__Work required__
Each entry below should be echoed exactly, with pictures omitted.

__The records__
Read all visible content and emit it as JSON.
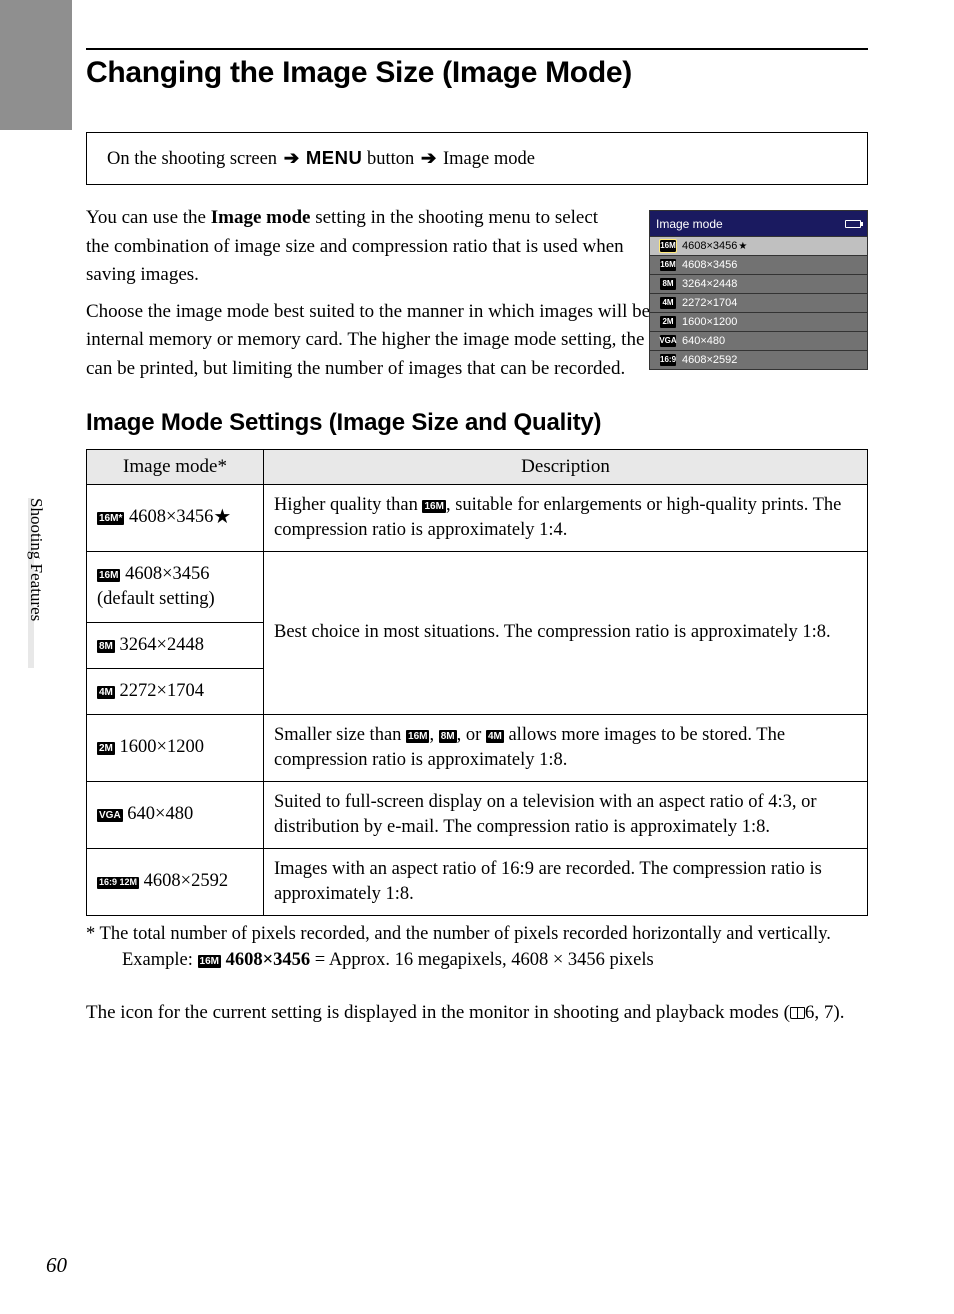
{
  "title": "Changing the Image Size (Image Mode)",
  "breadcrumb": {
    "pre": "On the shooting screen",
    "menu": "MENU",
    "mid": "button",
    "post": "Image mode"
  },
  "intro": {
    "p1_a": "You can use the ",
    "p1_bold": "Image mode",
    "p1_b": " setting in the shooting menu to select the combination of image size and compression ratio that is used when saving images.",
    "p2": "Choose the image mode best suited to the manner in which images will be used and the capacity of the internal memory or memory card. The higher the image mode setting, the larger the size at which it can be printed, but limiting the number of images that can be recorded."
  },
  "screenshot": {
    "title": "Image mode",
    "rows": [
      {
        "icon": "16M*",
        "label": "4608×3456",
        "star": true,
        "selected": true
      },
      {
        "icon": "16M",
        "label": "4608×3456"
      },
      {
        "icon": "8M",
        "label": "3264×2448"
      },
      {
        "icon": "4M",
        "label": "2272×1704"
      },
      {
        "icon": "2M",
        "label": "1600×1200"
      },
      {
        "icon": "VGA",
        "label": "640×480"
      },
      {
        "icon": "16:9",
        "label": "4608×2592"
      }
    ]
  },
  "subheading": "Image Mode Settings (Image Size and Quality)",
  "table": {
    "head_mode": "Image mode*",
    "head_desc": "Description",
    "r1_mode_icon": "16M*",
    "r1_mode_txt": "4608×3456",
    "r1_star": "★",
    "r1_desc_a": "Higher quality than ",
    "r1_desc_ic": "16M",
    "r1_desc_b": ", suitable for enlargements or high-quality prints. The compression ratio is approximately 1:4.",
    "r2_mode_icon": "16M",
    "r2_mode_txt": "4608×3456",
    "r2_sub": "(default setting)",
    "r3_mode_icon": "8M",
    "r3_mode_txt": "3264×2448",
    "r4_mode_icon": "4M",
    "r4_mode_txt": "2272×1704",
    "r234_desc": "Best choice in most situations. The compression ratio is approximately 1:8.",
    "r5_mode_icon": "2M",
    "r5_mode_txt": "1600×1200",
    "r5_desc_a": "Smaller size than ",
    "r5_ic1": "16M",
    "r5_sep1": ", ",
    "r5_ic2": "8M",
    "r5_sep2": ", or ",
    "r5_ic3": "4M",
    "r5_desc_b": " allows more images to be stored. The compression ratio is approximately 1:8.",
    "r6_mode_icon": "VGA",
    "r6_mode_txt": "640×480",
    "r6_desc": "Suited to full-screen display on a television with an aspect ratio of 4:3, or distribution by e-mail. The compression ratio is approximately 1:8.",
    "r7_mode_icon": "16:9 12M",
    "r7_mode_txt": "4608×2592",
    "r7_desc": "Images with an aspect ratio of 16:9 are recorded. The compression ratio is approximately 1:8."
  },
  "footnote": {
    "main": "*  The total number of pixels recorded, and the number of pixels recorded horizontally and vertically.",
    "ex_a": "Example: ",
    "ex_ic": "16M",
    "ex_bold": "4608×3456",
    "ex_b": " = Approx. 16 megapixels, 4608 × 3456 pixels"
  },
  "closing": {
    "a": "The icon for the current setting is displayed in the monitor in shooting and playback modes (",
    "b": "6, 7)."
  },
  "sidebar": "Shooting Features",
  "page_number": "60"
}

__Completed exercise__
Read all visible content and emit it as JSON.
{
  "title": "Changing the Image Size (Image Mode)",
  "breadcrumb": {
    "pre": "On the shooting screen",
    "menu": "MENU",
    "mid": "button",
    "post": "Image mode"
  },
  "intro": {
    "p1_a": "You can use the ",
    "p1_bold": "Image mode",
    "p1_b": " setting in the shooting menu to select the combination of image size and compression ratio that is used when saving images.",
    "p2": "Choose the image mode best suited to the manner in which images will be used and the capacity of the internal memory or memory card. The higher the image mode setting, the larger the size at which it can be printed, but limiting the number of images that can be recorded."
  },
  "screenshot": {
    "title": "Image mode",
    "rows": [
      {
        "icon": "16M*",
        "label": "4608×3456",
        "star": true,
        "selected": true
      },
      {
        "icon": "16M",
        "label": "4608×3456"
      },
      {
        "icon": "8M",
        "label": "3264×2448"
      },
      {
        "icon": "4M",
        "label": "2272×1704"
      },
      {
        "icon": "2M",
        "label": "1600×1200"
      },
      {
        "icon": "VGA",
        "label": "640×480"
      },
      {
        "icon": "16:9",
        "label": "4608×2592"
      }
    ]
  },
  "subheading": "Image Mode Settings (Image Size and Quality)",
  "table": {
    "head_mode": "Image mode*",
    "head_desc": "Description",
    "r1_mode_icon": "16M*",
    "r1_mode_txt": "4608×3456",
    "r1_star": "★",
    "r1_desc_a": "Higher quality than ",
    "r1_desc_ic": "16M",
    "r1_desc_b": ", suitable for enlargements or high-quality prints. The compression ratio is approximately 1:4.",
    "r2_mode_icon": "16M",
    "r2_mode_txt": "4608×3456",
    "r2_sub": "(default setting)",
    "r3_mode_icon": "8M",
    "r3_mode_txt": "3264×2448",
    "r4_mode_icon": "4M",
    "r4_mode_txt": "2272×1704",
    "r234_desc": "Best choice in most situations. The compression ratio is approximately 1:8.",
    "r5_mode_icon": "2M",
    "r5_mode_txt": "1600×1200",
    "r5_desc_a": "Smaller size than ",
    "r5_ic1": "16M",
    "r5_sep1": ", ",
    "r5_ic2": "8M",
    "r5_sep2": ", or ",
    "r5_ic3": "4M",
    "r5_desc_b": " allows more images to be stored. The compression ratio is approximately 1:8.",
    "r6_mode_icon": "VGA",
    "r6_mode_txt": "640×480",
    "r6_desc": "Suited to full-screen display on a television with an aspect ratio of 4:3, or distribution by e-mail. The compression ratio is approximately 1:8.",
    "r7_mode_icon": "16:9 12M",
    "r7_mode_txt": "4608×2592",
    "r7_desc": "Images with an aspect ratio of 16:9 are recorded. The compression ratio is approximately 1:8."
  },
  "footnote": {
    "main": "*  The total number of pixels recorded, and the number of pixels recorded horizontally and vertically.",
    "ex_a": "Example: ",
    "ex_ic": "16M",
    "ex_bold": "4608×3456",
    "ex_b": " = Approx. 16 megapixels, 4608 × 3456 pixels"
  },
  "closing": {
    "a": "The icon for the current setting is displayed in the monitor in shooting and playback modes (",
    "b": "6, 7)."
  },
  "sidebar": "Shooting Features",
  "page_number": "60"
}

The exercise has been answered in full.